In the listing below, find every line containing "only" and copy it out.

Collected data entries
┄┄┄┄┄┄┄┄┄┄
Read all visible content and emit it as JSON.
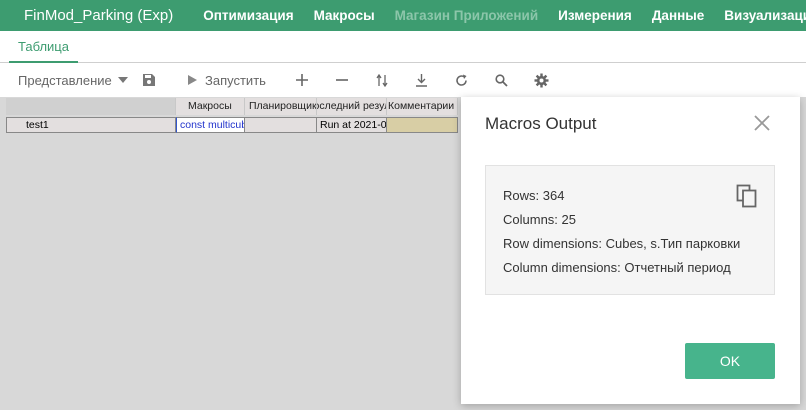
{
  "app": {
    "title": "FinMod_Parking (Exp)"
  },
  "nav": [
    {
      "label": "Оптимизация",
      "enabled": true
    },
    {
      "label": "Макросы",
      "enabled": true
    },
    {
      "label": "Магазин Приложений",
      "enabled": false
    },
    {
      "label": "Измерения",
      "enabled": true
    },
    {
      "label": "Данные",
      "enabled": true
    },
    {
      "label": "Визуализация",
      "enabled": true
    }
  ],
  "tabs": [
    {
      "label": "Таблица",
      "active": true
    }
  ],
  "toolbar": {
    "view_label": "Представление",
    "run_label": "Запустить"
  },
  "grid": {
    "headers": [
      "Макросы",
      "Планировщик",
      "Последний результат",
      "Комментарии"
    ],
    "rows": [
      {
        "name": "test1",
        "macro": "const multicube",
        "scheduler": "",
        "last_result": "Run at 2021-0",
        "comment": ""
      }
    ]
  },
  "dialog": {
    "title": "Macros Output",
    "rows_line": "Rows: 364",
    "columns_line": "Columns: 25",
    "row_dims_line": "Row dimensions: Cubes, s.Тип парковки",
    "col_dims_line": "Column dimensions: Отчетный период",
    "ok_label": "OK"
  },
  "colors": {
    "brand": "#3d9c70",
    "ok_button": "#47b48c"
  }
}
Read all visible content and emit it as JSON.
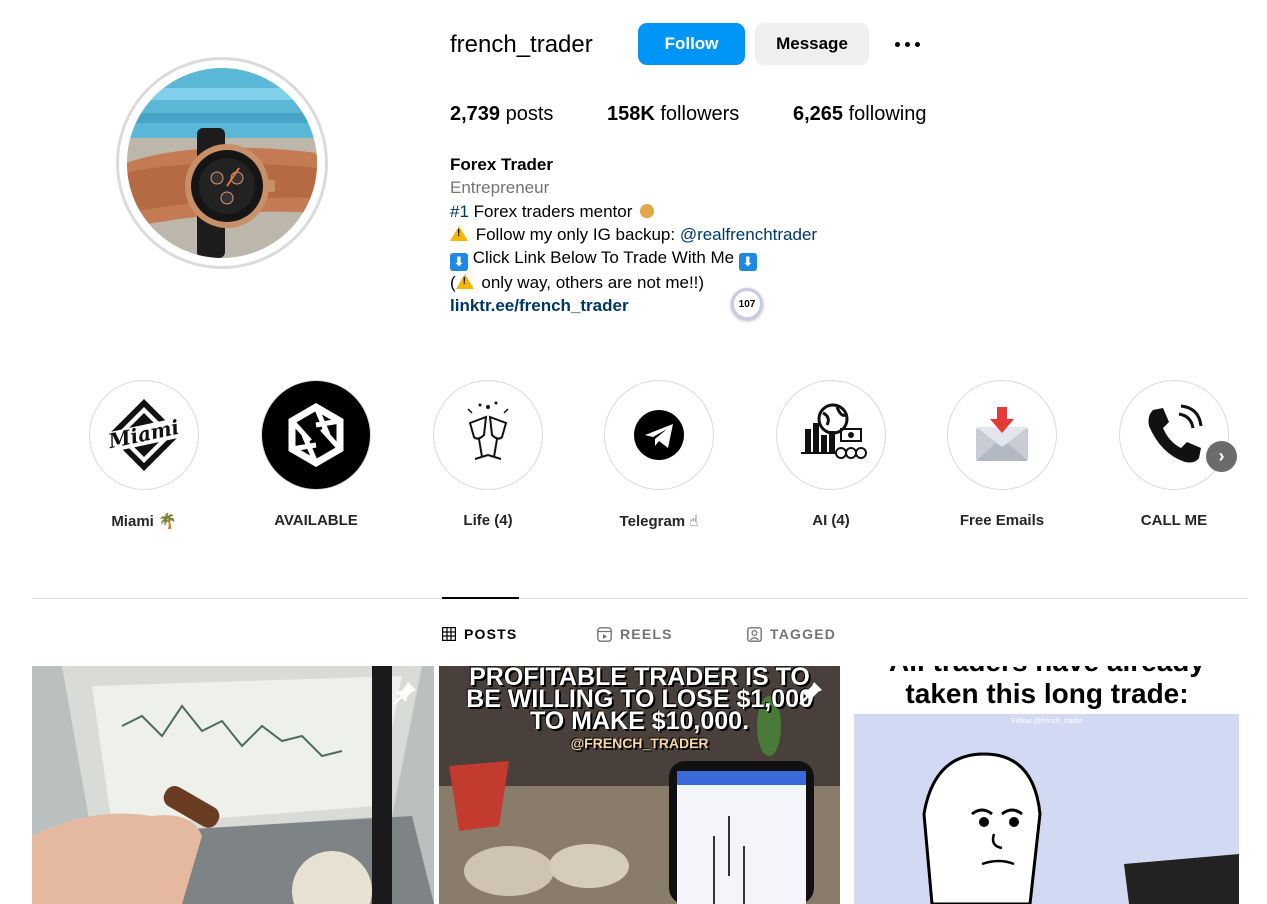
{
  "profile": {
    "username": "french_trader",
    "follow_label": "Follow",
    "message_label": "Message",
    "stats": {
      "posts_count": "2,739",
      "posts_label": "posts",
      "followers_count": "158K",
      "followers_label": "followers",
      "following_count": "6,265",
      "following_label": "following"
    },
    "bio": {
      "name": "Forex Trader",
      "category": "Entrepreneur",
      "line1_tag": "#1",
      "line1_text": " Forex traders mentor ",
      "line2_text": " Follow my only IG backup: ",
      "line2_mention": "@realfrenchtrader",
      "line3_text": " Click Link Below To Trade With Me ",
      "line4_open": "(",
      "line4_text": " only way, others are not me!!)",
      "link": "linktr.ee/french_trader"
    },
    "extension_badge": "107"
  },
  "highlights": [
    {
      "label": "Miami 🌴"
    },
    {
      "label": "AVAILABLE"
    },
    {
      "label": "Life (4)"
    },
    {
      "label": "Telegram ☝"
    },
    {
      "label": "AI (4)"
    },
    {
      "label": "Free Emails"
    },
    {
      "label": "CALL ME"
    }
  ],
  "tabs": [
    {
      "label": "POSTS",
      "icon": "grid-icon"
    },
    {
      "label": "REELS",
      "icon": "reels-icon"
    },
    {
      "label": "TAGGED",
      "icon": "tagged-icon"
    }
  ],
  "posts": {
    "post2": {
      "line1": "PROFITABLE TRADER IS TO",
      "line2": "BE WILLING TO LOSE $1,000",
      "line3": "TO MAKE $10,000.",
      "handle": "@FRENCH_TRADER"
    },
    "post3": {
      "title_top": "All traders have already",
      "title": "taken this long trade:",
      "watermark": "Follow @french_trader"
    }
  },
  "colors": {
    "follow_button": "#0095f6",
    "link": "#00376b",
    "secondary_text": "#737373"
  }
}
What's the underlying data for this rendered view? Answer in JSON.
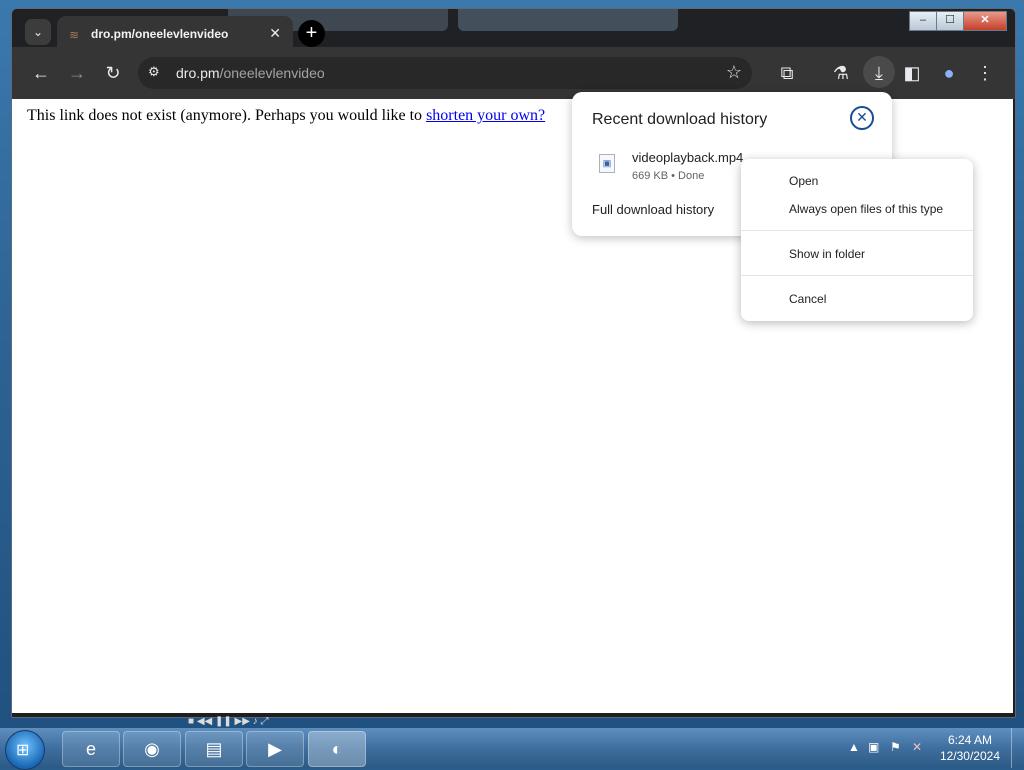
{
  "window": {
    "minimize": "–",
    "maximize": "☐",
    "close": "✕"
  },
  "tabs": {
    "search": "⌄",
    "active_title": "dro.pm/oneelevlenvideo",
    "close": "✕",
    "new_tab": "+"
  },
  "toolbar": {
    "back": "←",
    "forward": "→",
    "reload": "↻",
    "url_host": "dro.pm",
    "url_path": "/oneelevlenvideo",
    "site_info": "⚙",
    "bookmark": "☆",
    "extensions": "⧉",
    "labs": "⚗",
    "download": "⤓",
    "side_panel": "◧",
    "profile": "●",
    "menu": "⋮"
  },
  "page": {
    "message": "This link does not exist (anymore). Perhaps you would like to ",
    "link_text": "shorten your own?"
  },
  "downloads": {
    "title": "Recent download history",
    "close": "✕",
    "file_name": "videoplayback.mp4",
    "file_meta": "669 KB • Done",
    "full_history": "Full download history"
  },
  "context_menu": {
    "open": "Open",
    "always_open": "Always open files of this type",
    "show_in_folder": "Show in folder",
    "cancel": "Cancel"
  },
  "taskbar": {
    "start": "⊞",
    "apps": [
      {
        "name": "internet-explorer",
        "glyph": "e"
      },
      {
        "name": "firefox",
        "glyph": "◉"
      },
      {
        "name": "file-explorer",
        "glyph": "▤"
      },
      {
        "name": "media-player",
        "glyph": "▶"
      },
      {
        "name": "active-app",
        "glyph": "◐"
      }
    ],
    "time": "6:24 AM",
    "date": "12/30/2024"
  }
}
┄┄┄┄┄┄┄┄┄┄
*FULL RESPONSE*.
      "line2_text": " Follow my only IG backup: ",
      "line4_text": " only way, others are not me!!)",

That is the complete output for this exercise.